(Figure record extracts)
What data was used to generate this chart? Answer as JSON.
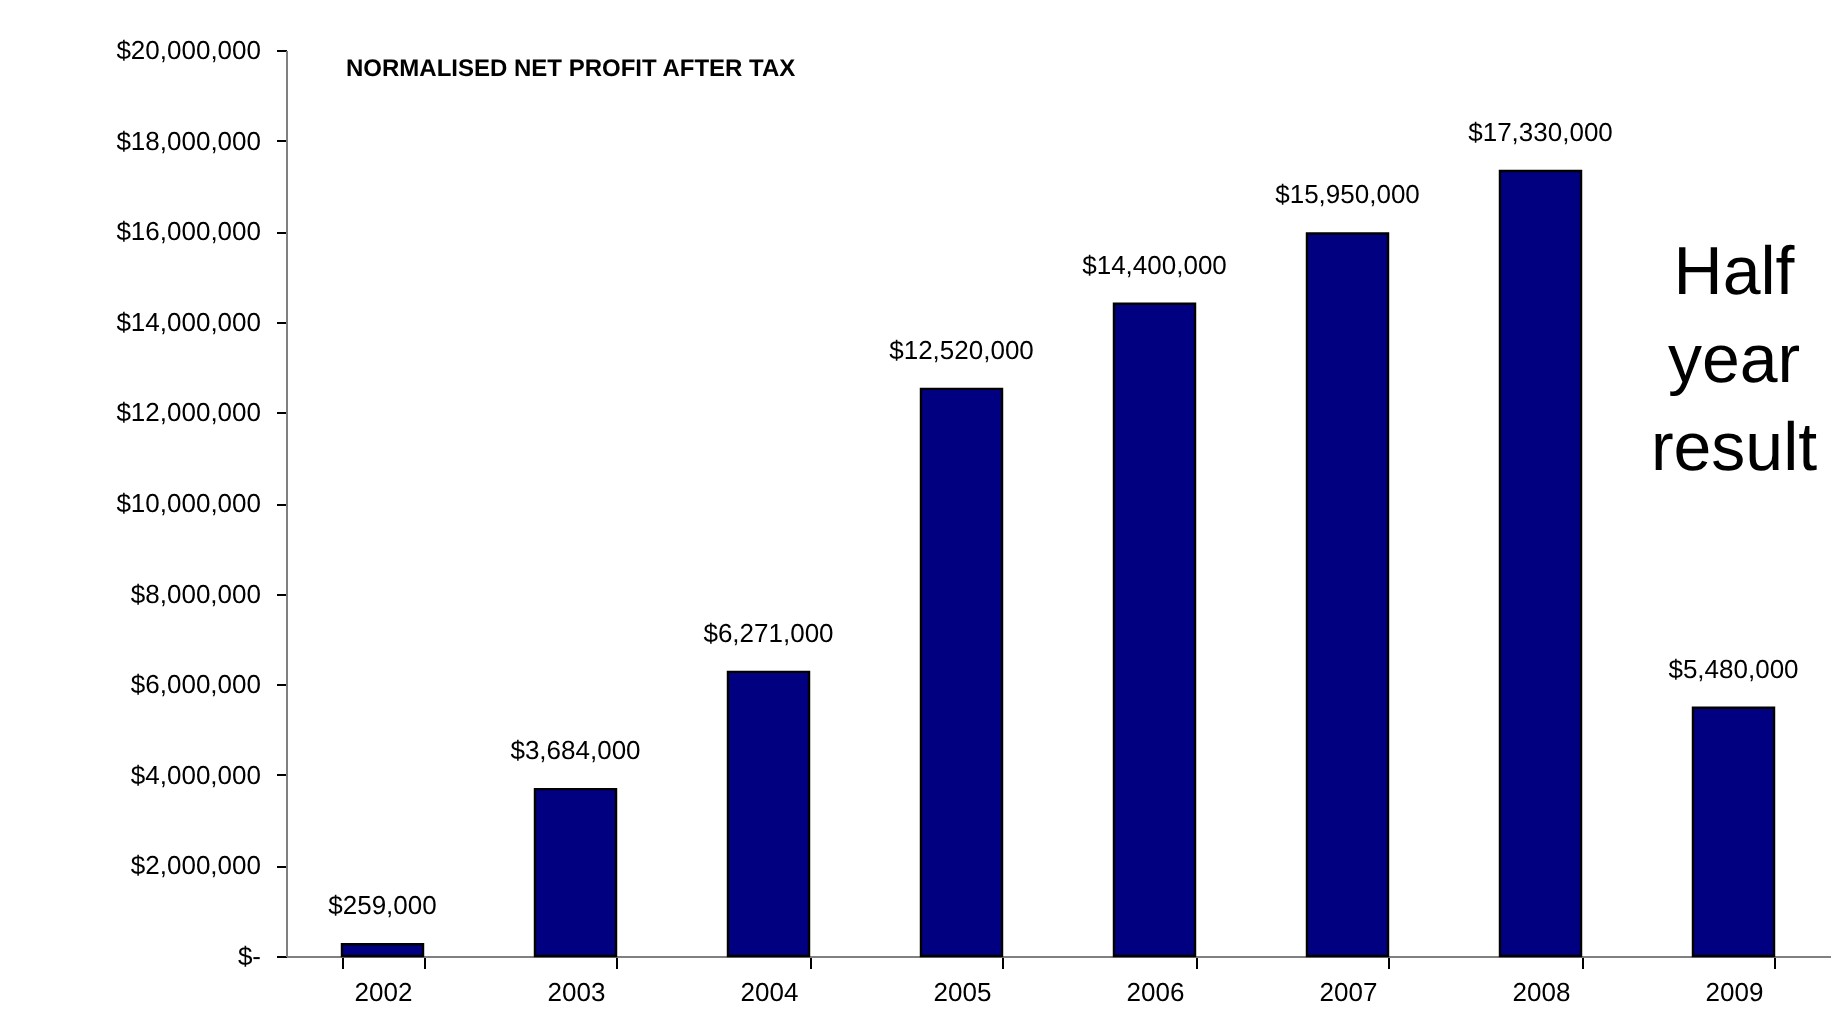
{
  "chart_data": {
    "type": "bar",
    "title": "NORMALISED NET PROFIT AFTER TAX",
    "categories": [
      "2002",
      "2003",
      "2004",
      "2005",
      "2006",
      "2007",
      "2008",
      "2009"
    ],
    "values": [
      259000,
      3684000,
      6271000,
      12520000,
      14400000,
      15950000,
      17330000,
      5480000
    ],
    "value_labels": [
      "$259,000",
      "$3,684,000",
      "$6,271,000",
      "$12,520,000",
      "$14,400,000",
      "$15,950,000",
      "$17,330,000",
      "$5,480,000"
    ],
    "color": "#000080",
    "ylim": [
      0,
      20000000
    ],
    "yticks": [
      {
        "value": 0,
        "label": "$-"
      },
      {
        "value": 2000000,
        "label": "$2,000,000"
      },
      {
        "value": 4000000,
        "label": "$4,000,000"
      },
      {
        "value": 6000000,
        "label": "$6,000,000"
      },
      {
        "value": 8000000,
        "label": "$8,000,000"
      },
      {
        "value": 10000000,
        "label": "$10,000,000"
      },
      {
        "value": 12000000,
        "label": "$12,000,000"
      },
      {
        "value": 14000000,
        "label": "$14,000,000"
      },
      {
        "value": 16000000,
        "label": "$16,000,000"
      },
      {
        "value": 18000000,
        "label": "$18,000,000"
      },
      {
        "value": 20000000,
        "label": "$20,000,000"
      }
    ],
    "annotations": [
      "Half year result"
    ],
    "grid": false
  }
}
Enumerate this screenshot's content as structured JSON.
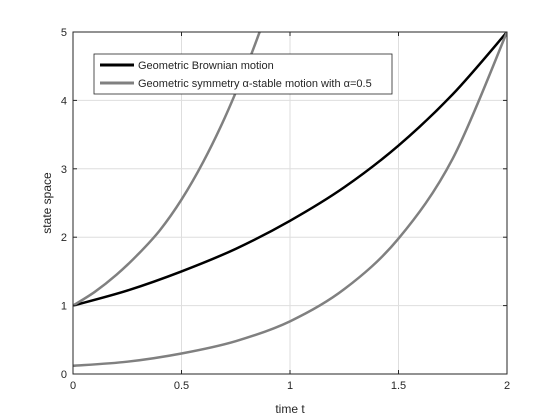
{
  "chart_data": {
    "type": "line",
    "title": "",
    "xlabel": "time t",
    "ylabel": "state space",
    "xlim": [
      0,
      2
    ],
    "ylim": [
      0,
      5
    ],
    "xticks": [
      "0",
      "0.5",
      "1",
      "1.5",
      "2"
    ],
    "yticks": [
      "0",
      "1",
      "2",
      "3",
      "4",
      "5"
    ],
    "grid": true,
    "legend_placement": "top-left",
    "series": [
      {
        "name": "Geometric Brownian motion",
        "color": "#000000",
        "x": [
          0,
          0.25,
          0.5,
          0.75,
          1.0,
          1.25,
          1.5,
          1.75,
          2.0
        ],
        "y": [
          1.0,
          1.22,
          1.5,
          1.83,
          2.24,
          2.73,
          3.34,
          4.09,
          5.0
        ]
      },
      {
        "name": "Geometric symmetry α-stable motion with α=0.5",
        "color": "#808080",
        "x": [
          0,
          0.1,
          0.2,
          0.3,
          0.4,
          0.5,
          0.6,
          0.7,
          0.8,
          0.86
        ],
        "y": [
          1.0,
          1.2,
          1.45,
          1.75,
          2.1,
          2.55,
          3.1,
          3.75,
          4.5,
          5.0
        ]
      },
      {
        "name": "",
        "color": "#808080",
        "x": [
          0,
          0.25,
          0.5,
          0.75,
          1.0,
          1.25,
          1.5,
          1.75,
          2.0
        ],
        "y": [
          0.12,
          0.18,
          0.3,
          0.48,
          0.77,
          1.24,
          1.98,
          3.15,
          5.0
        ]
      }
    ]
  }
}
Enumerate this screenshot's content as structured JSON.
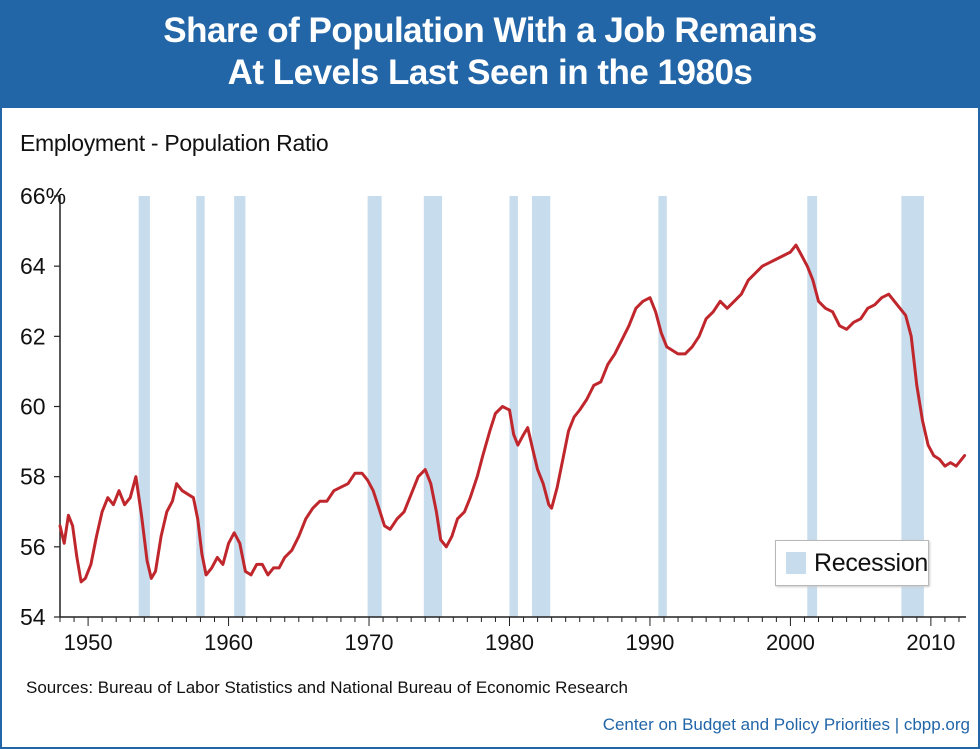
{
  "header": {
    "title_line1": "Share of Population With a Job Remains",
    "title_line2": "At Levels Last Seen in the 1980s"
  },
  "footer": {
    "sources": "Sources: Bureau of Labor Statistics and National Bureau of Economic Research",
    "credit": "Center on Budget and Policy Priorities | cbpp.org"
  },
  "colors": {
    "header_bg": "#2266a8",
    "line": "#c0272d",
    "recession": "#c7dced",
    "credit_text": "#2266a8"
  },
  "chart_data": {
    "type": "line",
    "title": "Share of Population With a Job Remains At Levels Last Seen in the 1980s",
    "ylabel": "Employment - Population Ratio",
    "xlabel": "",
    "xlim": [
      1948,
      2012.5
    ],
    "ylim": [
      54,
      66
    ],
    "x_ticks": [
      "1950",
      "1960",
      "1970",
      "1980",
      "1990",
      "2000",
      "2010"
    ],
    "y_ticks": [
      "66%",
      "64",
      "62",
      "60",
      "58",
      "56",
      "54"
    ],
    "grid": false,
    "legend": {
      "position": "bottom-right",
      "entries": [
        "Recession"
      ]
    },
    "recessions": [
      [
        1953.6,
        1954.4
      ],
      [
        1957.7,
        1958.3
      ],
      [
        1960.4,
        1961.2
      ],
      [
        1969.9,
        1970.9
      ],
      [
        1973.9,
        1975.2
      ],
      [
        1980.0,
        1980.6
      ],
      [
        1981.6,
        1982.9
      ],
      [
        1990.6,
        1991.2
      ],
      [
        2001.2,
        2001.9
      ],
      [
        2007.9,
        2009.5
      ]
    ],
    "series": [
      {
        "name": "",
        "points": [
          [
            1948.0,
            56.6
          ],
          [
            1948.3,
            56.1
          ],
          [
            1948.6,
            56.9
          ],
          [
            1948.9,
            56.6
          ],
          [
            1949.2,
            55.7
          ],
          [
            1949.5,
            55.0
          ],
          [
            1949.8,
            55.1
          ],
          [
            1950.2,
            55.5
          ],
          [
            1950.6,
            56.3
          ],
          [
            1951.0,
            57.0
          ],
          [
            1951.4,
            57.4
          ],
          [
            1951.8,
            57.2
          ],
          [
            1952.2,
            57.6
          ],
          [
            1952.6,
            57.2
          ],
          [
            1953.0,
            57.4
          ],
          [
            1953.4,
            58.0
          ],
          [
            1953.8,
            56.9
          ],
          [
            1954.2,
            55.6
          ],
          [
            1954.5,
            55.1
          ],
          [
            1954.8,
            55.3
          ],
          [
            1955.2,
            56.3
          ],
          [
            1955.6,
            57.0
          ],
          [
            1956.0,
            57.3
          ],
          [
            1956.3,
            57.8
          ],
          [
            1956.7,
            57.6
          ],
          [
            1957.1,
            57.5
          ],
          [
            1957.5,
            57.4
          ],
          [
            1957.8,
            56.8
          ],
          [
            1958.1,
            55.8
          ],
          [
            1958.4,
            55.2
          ],
          [
            1958.8,
            55.4
          ],
          [
            1959.2,
            55.7
          ],
          [
            1959.6,
            55.5
          ],
          [
            1960.0,
            56.1
          ],
          [
            1960.4,
            56.4
          ],
          [
            1960.8,
            56.1
          ],
          [
            1961.2,
            55.3
          ],
          [
            1961.6,
            55.2
          ],
          [
            1962.0,
            55.5
          ],
          [
            1962.4,
            55.5
          ],
          [
            1962.8,
            55.2
          ],
          [
            1963.2,
            55.4
          ],
          [
            1963.6,
            55.4
          ],
          [
            1964.0,
            55.7
          ],
          [
            1964.5,
            55.9
          ],
          [
            1965.0,
            56.3
          ],
          [
            1965.5,
            56.8
          ],
          [
            1966.0,
            57.1
          ],
          [
            1966.5,
            57.3
          ],
          [
            1967.0,
            57.3
          ],
          [
            1967.5,
            57.6
          ],
          [
            1968.0,
            57.7
          ],
          [
            1968.5,
            57.8
          ],
          [
            1969.0,
            58.1
          ],
          [
            1969.5,
            58.1
          ],
          [
            1969.9,
            57.9
          ],
          [
            1970.3,
            57.6
          ],
          [
            1970.7,
            57.1
          ],
          [
            1971.1,
            56.6
          ],
          [
            1971.5,
            56.5
          ],
          [
            1972.0,
            56.8
          ],
          [
            1972.5,
            57.0
          ],
          [
            1973.0,
            57.5
          ],
          [
            1973.5,
            58.0
          ],
          [
            1974.0,
            58.2
          ],
          [
            1974.4,
            57.8
          ],
          [
            1974.8,
            57.0
          ],
          [
            1975.1,
            56.2
          ],
          [
            1975.5,
            56.0
          ],
          [
            1975.9,
            56.3
          ],
          [
            1976.3,
            56.8
          ],
          [
            1976.8,
            57.0
          ],
          [
            1977.2,
            57.4
          ],
          [
            1977.7,
            58.0
          ],
          [
            1978.1,
            58.6
          ],
          [
            1978.6,
            59.3
          ],
          [
            1979.0,
            59.8
          ],
          [
            1979.5,
            60.0
          ],
          [
            1980.0,
            59.9
          ],
          [
            1980.3,
            59.2
          ],
          [
            1980.6,
            58.9
          ],
          [
            1981.0,
            59.2
          ],
          [
            1981.3,
            59.4
          ],
          [
            1981.7,
            58.7
          ],
          [
            1982.0,
            58.2
          ],
          [
            1982.4,
            57.8
          ],
          [
            1982.8,
            57.2
          ],
          [
            1983.0,
            57.1
          ],
          [
            1983.4,
            57.7
          ],
          [
            1983.8,
            58.5
          ],
          [
            1984.2,
            59.3
          ],
          [
            1984.6,
            59.7
          ],
          [
            1985.0,
            59.9
          ],
          [
            1985.5,
            60.2
          ],
          [
            1986.0,
            60.6
          ],
          [
            1986.5,
            60.7
          ],
          [
            1987.0,
            61.2
          ],
          [
            1987.5,
            61.5
          ],
          [
            1988.0,
            61.9
          ],
          [
            1988.5,
            62.3
          ],
          [
            1989.0,
            62.8
          ],
          [
            1989.5,
            63.0
          ],
          [
            1990.0,
            63.1
          ],
          [
            1990.4,
            62.7
          ],
          [
            1990.8,
            62.1
          ],
          [
            1991.2,
            61.7
          ],
          [
            1991.6,
            61.6
          ],
          [
            1992.0,
            61.5
          ],
          [
            1992.5,
            61.5
          ],
          [
            1993.0,
            61.7
          ],
          [
            1993.5,
            62.0
          ],
          [
            1994.0,
            62.5
          ],
          [
            1994.5,
            62.7
          ],
          [
            1995.0,
            63.0
          ],
          [
            1995.5,
            62.8
          ],
          [
            1996.0,
            63.0
          ],
          [
            1996.5,
            63.2
          ],
          [
            1997.0,
            63.6
          ],
          [
            1997.5,
            63.8
          ],
          [
            1998.0,
            64.0
          ],
          [
            1998.5,
            64.1
          ],
          [
            1999.0,
            64.2
          ],
          [
            1999.5,
            64.3
          ],
          [
            2000.0,
            64.4
          ],
          [
            2000.4,
            64.6
          ],
          [
            2000.8,
            64.3
          ],
          [
            2001.2,
            64.0
          ],
          [
            2001.6,
            63.6
          ],
          [
            2002.0,
            63.0
          ],
          [
            2002.5,
            62.8
          ],
          [
            2003.0,
            62.7
          ],
          [
            2003.5,
            62.3
          ],
          [
            2004.0,
            62.2
          ],
          [
            2004.5,
            62.4
          ],
          [
            2005.0,
            62.5
          ],
          [
            2005.5,
            62.8
          ],
          [
            2006.0,
            62.9
          ],
          [
            2006.5,
            63.1
          ],
          [
            2007.0,
            63.2
          ],
          [
            2007.4,
            63.0
          ],
          [
            2007.8,
            62.8
          ],
          [
            2008.2,
            62.6
          ],
          [
            2008.6,
            62.0
          ],
          [
            2009.0,
            60.6
          ],
          [
            2009.4,
            59.6
          ],
          [
            2009.8,
            58.9
          ],
          [
            2010.2,
            58.6
          ],
          [
            2010.6,
            58.5
          ],
          [
            2011.0,
            58.3
          ],
          [
            2011.4,
            58.4
          ],
          [
            2011.8,
            58.3
          ],
          [
            2012.2,
            58.5
          ],
          [
            2012.4,
            58.6
          ]
        ]
      }
    ]
  }
}
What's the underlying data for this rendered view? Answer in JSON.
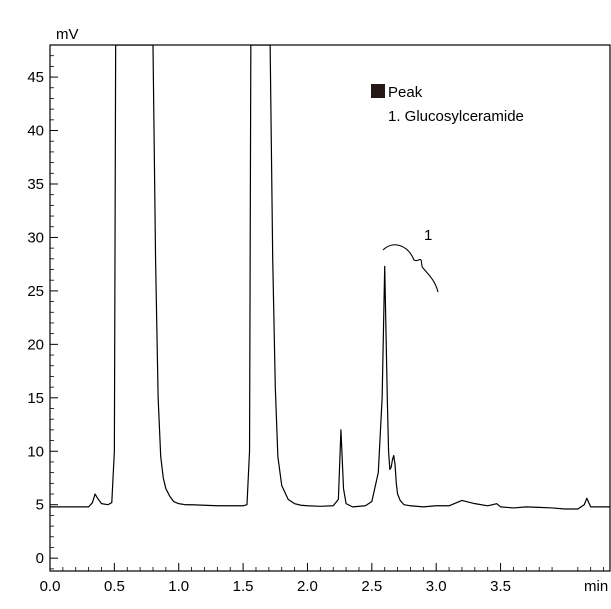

**Problem statement:**
Count every line above that holds the string "Geometric" and give the total, nothing more.

**Expected answer:**
2